— start —

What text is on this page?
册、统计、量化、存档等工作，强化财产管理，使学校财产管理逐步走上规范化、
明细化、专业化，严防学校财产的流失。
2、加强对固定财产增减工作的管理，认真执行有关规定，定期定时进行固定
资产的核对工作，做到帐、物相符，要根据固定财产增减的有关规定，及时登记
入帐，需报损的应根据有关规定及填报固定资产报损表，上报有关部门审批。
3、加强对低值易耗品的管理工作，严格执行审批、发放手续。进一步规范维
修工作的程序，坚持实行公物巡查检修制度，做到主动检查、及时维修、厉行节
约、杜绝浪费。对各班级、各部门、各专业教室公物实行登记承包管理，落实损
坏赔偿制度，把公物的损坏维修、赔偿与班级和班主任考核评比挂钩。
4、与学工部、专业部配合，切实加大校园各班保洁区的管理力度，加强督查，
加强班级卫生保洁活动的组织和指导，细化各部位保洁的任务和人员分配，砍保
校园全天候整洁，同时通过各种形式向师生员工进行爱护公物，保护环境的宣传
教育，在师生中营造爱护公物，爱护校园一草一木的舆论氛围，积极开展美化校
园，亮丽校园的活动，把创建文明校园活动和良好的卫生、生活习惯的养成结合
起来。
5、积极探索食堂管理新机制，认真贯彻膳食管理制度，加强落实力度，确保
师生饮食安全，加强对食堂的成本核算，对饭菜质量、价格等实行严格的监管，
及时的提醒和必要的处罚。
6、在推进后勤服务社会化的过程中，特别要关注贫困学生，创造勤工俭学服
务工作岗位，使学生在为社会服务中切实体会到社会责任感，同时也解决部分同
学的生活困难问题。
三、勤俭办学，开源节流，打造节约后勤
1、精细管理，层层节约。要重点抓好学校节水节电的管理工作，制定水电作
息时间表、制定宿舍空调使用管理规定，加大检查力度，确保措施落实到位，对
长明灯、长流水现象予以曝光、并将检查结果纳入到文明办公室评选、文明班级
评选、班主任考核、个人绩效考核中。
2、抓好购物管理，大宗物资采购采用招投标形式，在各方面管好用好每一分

— end —
— start —

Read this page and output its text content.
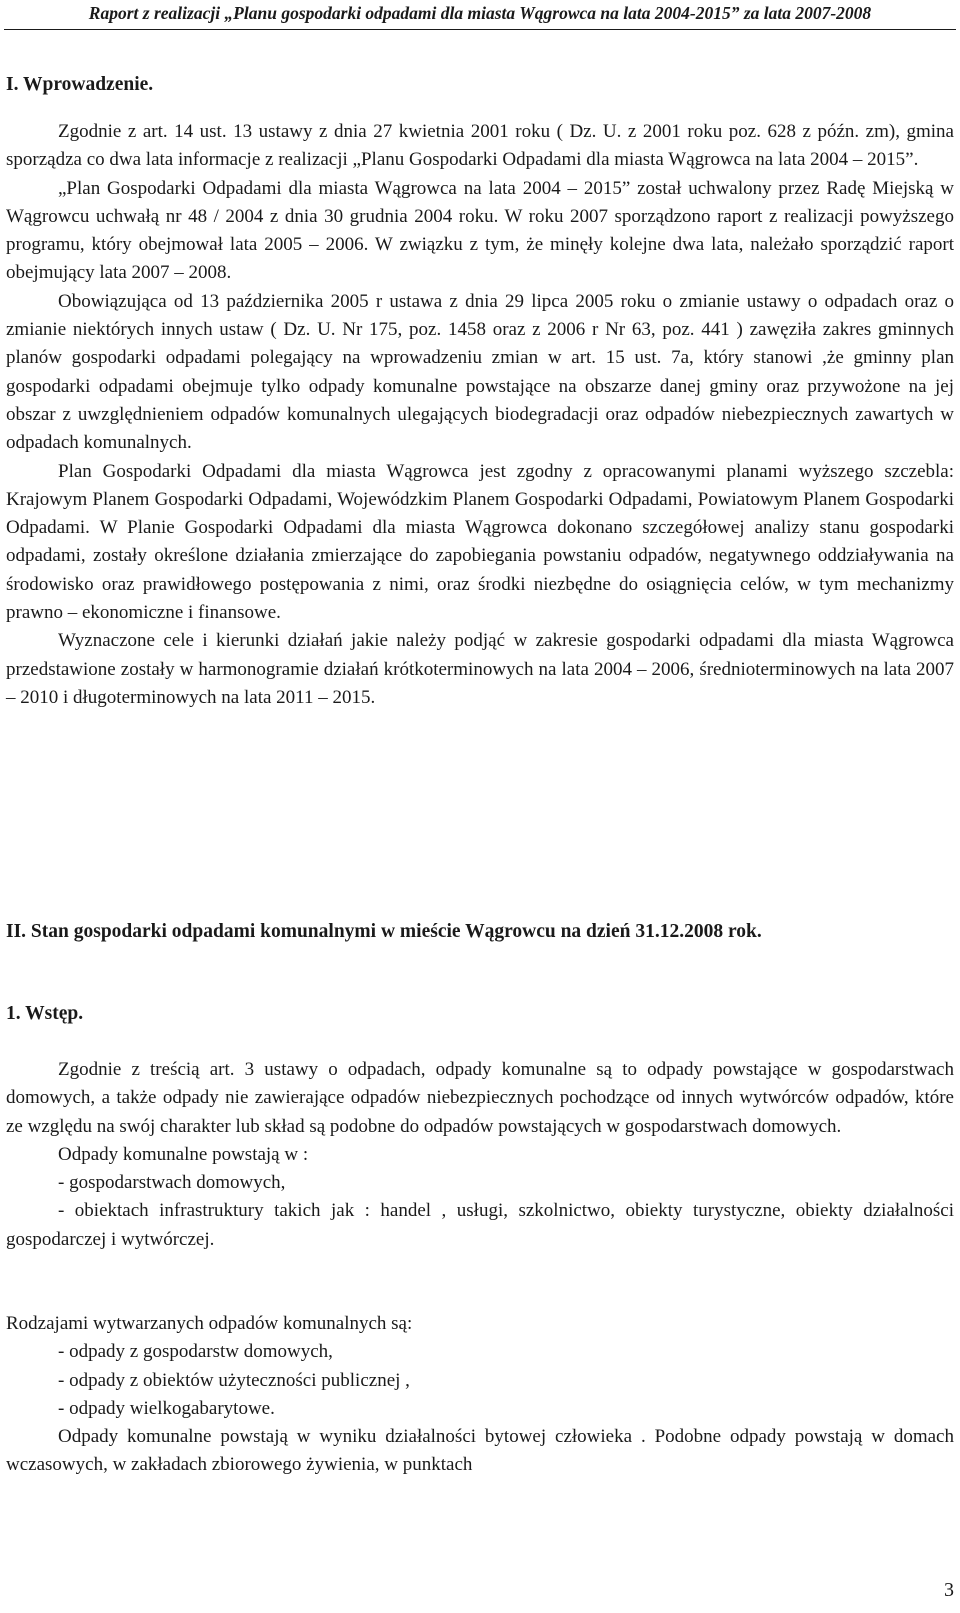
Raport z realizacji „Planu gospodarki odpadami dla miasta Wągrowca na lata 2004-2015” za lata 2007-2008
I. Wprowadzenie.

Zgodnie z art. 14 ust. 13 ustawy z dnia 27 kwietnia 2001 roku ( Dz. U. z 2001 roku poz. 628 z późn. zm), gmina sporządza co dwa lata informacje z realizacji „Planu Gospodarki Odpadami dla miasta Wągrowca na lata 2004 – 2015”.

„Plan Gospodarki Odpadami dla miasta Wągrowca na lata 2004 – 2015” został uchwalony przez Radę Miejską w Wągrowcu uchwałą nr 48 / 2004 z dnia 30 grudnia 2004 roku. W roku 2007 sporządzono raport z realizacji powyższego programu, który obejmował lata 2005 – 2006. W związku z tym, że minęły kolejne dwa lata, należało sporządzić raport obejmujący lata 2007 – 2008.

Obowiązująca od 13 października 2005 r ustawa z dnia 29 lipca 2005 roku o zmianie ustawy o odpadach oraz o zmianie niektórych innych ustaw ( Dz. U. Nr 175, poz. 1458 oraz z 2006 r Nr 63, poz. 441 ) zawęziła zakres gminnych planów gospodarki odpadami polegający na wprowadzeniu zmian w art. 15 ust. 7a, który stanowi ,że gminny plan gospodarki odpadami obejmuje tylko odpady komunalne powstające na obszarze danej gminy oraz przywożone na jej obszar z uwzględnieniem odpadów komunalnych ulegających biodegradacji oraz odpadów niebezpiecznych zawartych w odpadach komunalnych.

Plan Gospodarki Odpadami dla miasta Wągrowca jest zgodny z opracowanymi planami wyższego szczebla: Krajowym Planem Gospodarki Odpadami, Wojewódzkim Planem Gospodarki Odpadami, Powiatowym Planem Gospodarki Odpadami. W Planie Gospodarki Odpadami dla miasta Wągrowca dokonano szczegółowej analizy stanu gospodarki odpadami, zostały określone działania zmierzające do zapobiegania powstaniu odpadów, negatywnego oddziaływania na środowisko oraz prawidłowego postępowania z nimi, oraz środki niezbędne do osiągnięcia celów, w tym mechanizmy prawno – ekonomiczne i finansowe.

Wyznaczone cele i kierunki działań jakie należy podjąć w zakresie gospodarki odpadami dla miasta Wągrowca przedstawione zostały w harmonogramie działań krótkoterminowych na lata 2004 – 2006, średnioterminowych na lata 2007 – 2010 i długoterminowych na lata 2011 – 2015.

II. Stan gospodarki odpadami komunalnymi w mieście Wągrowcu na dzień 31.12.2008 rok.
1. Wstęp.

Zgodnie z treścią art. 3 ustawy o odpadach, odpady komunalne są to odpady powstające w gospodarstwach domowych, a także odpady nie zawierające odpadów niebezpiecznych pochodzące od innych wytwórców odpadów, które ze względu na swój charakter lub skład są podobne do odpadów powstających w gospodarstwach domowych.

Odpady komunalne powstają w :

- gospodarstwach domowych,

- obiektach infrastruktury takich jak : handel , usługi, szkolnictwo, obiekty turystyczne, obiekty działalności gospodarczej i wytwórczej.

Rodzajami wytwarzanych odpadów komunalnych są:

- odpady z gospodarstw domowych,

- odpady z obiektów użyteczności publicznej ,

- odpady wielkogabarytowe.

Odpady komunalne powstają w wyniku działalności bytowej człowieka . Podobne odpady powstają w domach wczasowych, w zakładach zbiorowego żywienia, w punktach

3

— end —

Copy every line of the listing containing the string "powstające".

Solution to this problem:
Obowiązująca od 13 października 2005 r ustawa z dnia 29 lipca 2005 roku o zmianie ustawy o odpadach oraz o zmianie niektórych innych ustaw ( Dz. U. Nr 175, poz. 1458 oraz z 2006 r Nr 63, poz. 441 ) zawęziła zakres gminnych planów gospodarki odpadami polegający na wprowadzeniu zmian w art. 15 ust. 7a, który stanowi ,że gminny plan gospodarki odpadami obejmuje tylko odpady komunalne powstające na obszarze danej gminy oraz przywożone na jej obszar z uwzględnieniem odpadów komunalnych ulegających biodegradacji oraz odpadów niebezpiecznych zawartych w odpadach komunalnych.
Zgodnie z treścią art. 3 ustawy o odpadach, odpady komunalne są to odpady powstające w gospodarstwach domowych, a także odpady nie zawierające odpadów niebezpiecznych pochodzące od innych wytwórców odpadów, które ze względu na swój charakter lub skład są podobne do odpadów powstających w gospodarstwach domowych.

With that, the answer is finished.